▶ _Excerpted passage_
There are other nuclei in the adult CNS that maintain a requirement for trophic support as evidenced by somal atrophy or cell death following axotomy, although cell loss does not occur at the same rate or to the same extent as in neonatal animals. Axotomy of medial septal cholinergic neurons results in cell atrophy and eventual death that is ameliorated by NGF delivery within the first week [82–84]. Delayed NGF treatment cannot completely prevent cell loss, although it can restore cell size and neurotransmitter expression in a large proportion of medial septal cholinergic neurons [82, 83, 85].
Cortical and brainstem neurons involved in motor control pathways have demonstrated a somewhat reduced requirement for neurotrophic stimulation in the adult. During development, neonatal animals exhibit a critical period for axonal plasticity where lesioned and spared corticospinal, as well as rubrospinal motor axons may sprout following SCI [86–92]. Despite this capacity to sprout, the neurotrophic requirements of neonatal rubrospinal neurons lead to massive cell loss following rubrospinal tract lesion, which can be rescued with BDNF administration [91–93]. In contrast, rubrospinal tract lesion in the adult results in significant atrophy of motor neurons in the red nucleus but limited cell death; this atrophy is fully reversible with BDNF delivery even for as much as 1 year after SCI [94–97]. In addition, BDNF administration to either the red nucleus or the spinal cord following rubrospinal tract lesion results in up-regulation of growth associated genes and promotes axonal growth [67, 94–96, 98, 99].
Following adult SCI, corticospinal motor neurons exhibit somal atrophy but little if any cell loss; cortical atrophy can be prevented by BDNF administration to the spinal cord injury site [100, 101]. Axotomy proximal to the cell body at the level of the internal capsule, however, results in a loss of approximately 50% of lesioned corticospinal motor neurons and atrophy of the surviving neurons [102]; this cell death and atrophy are completely prevented by high levels of BDNF or NT-3 treatment [23, 102, 103].

▶ _Directions_
1 > In the passage on trophic support in the adult CNS, for how long after SCI can BDNF delivery still fully reverse the atrophy of red nucleus motor neurons?
2 > Reproduce word for word the part of the passage on trophic support in the adult CNS that runs from "Following adult SCI, corticospinal" down to "[23, 102, 103].".
The data after this point have no connection to the passage on trophic support in the adult CNS.

▶ _Entries supplied_
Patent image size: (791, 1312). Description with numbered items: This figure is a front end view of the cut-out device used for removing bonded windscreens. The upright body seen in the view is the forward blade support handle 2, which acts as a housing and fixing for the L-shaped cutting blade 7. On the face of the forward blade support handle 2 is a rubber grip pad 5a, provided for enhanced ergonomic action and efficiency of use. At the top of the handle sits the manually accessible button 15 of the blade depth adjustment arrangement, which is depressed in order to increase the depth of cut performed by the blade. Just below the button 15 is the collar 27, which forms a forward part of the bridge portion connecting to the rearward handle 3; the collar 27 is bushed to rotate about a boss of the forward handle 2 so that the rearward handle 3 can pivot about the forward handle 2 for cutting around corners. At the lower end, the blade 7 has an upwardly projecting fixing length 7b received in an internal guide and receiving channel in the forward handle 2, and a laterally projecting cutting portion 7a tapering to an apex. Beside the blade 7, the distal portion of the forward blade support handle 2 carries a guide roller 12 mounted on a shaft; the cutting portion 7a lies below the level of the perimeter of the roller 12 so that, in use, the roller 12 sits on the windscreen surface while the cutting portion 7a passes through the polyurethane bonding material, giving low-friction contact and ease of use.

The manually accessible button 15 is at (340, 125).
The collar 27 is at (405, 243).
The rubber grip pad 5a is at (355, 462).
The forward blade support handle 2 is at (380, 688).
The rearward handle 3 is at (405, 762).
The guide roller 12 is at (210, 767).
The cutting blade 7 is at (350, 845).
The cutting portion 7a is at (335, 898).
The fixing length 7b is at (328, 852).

▶ _Solutions by task_
1 > For as much as 1 year after SCI.

2 >
Following adult SCI, corticospinal motor neurons exhibit somal atrophy but little if any cell loss; cortical atrophy can be prevented by BDNF administration to the spinal cord injury site [100, 101]. Axotomy proximal to the cell body at the level of the internal capsule, however, results in a loss of approximately 50% of lesioned corticospinal motor neurons and atrophy of the surviving neurons [102]; this cell death and atrophy are completely prevented by high levels of BDNF or NT-3 treatment [23, 102, 103].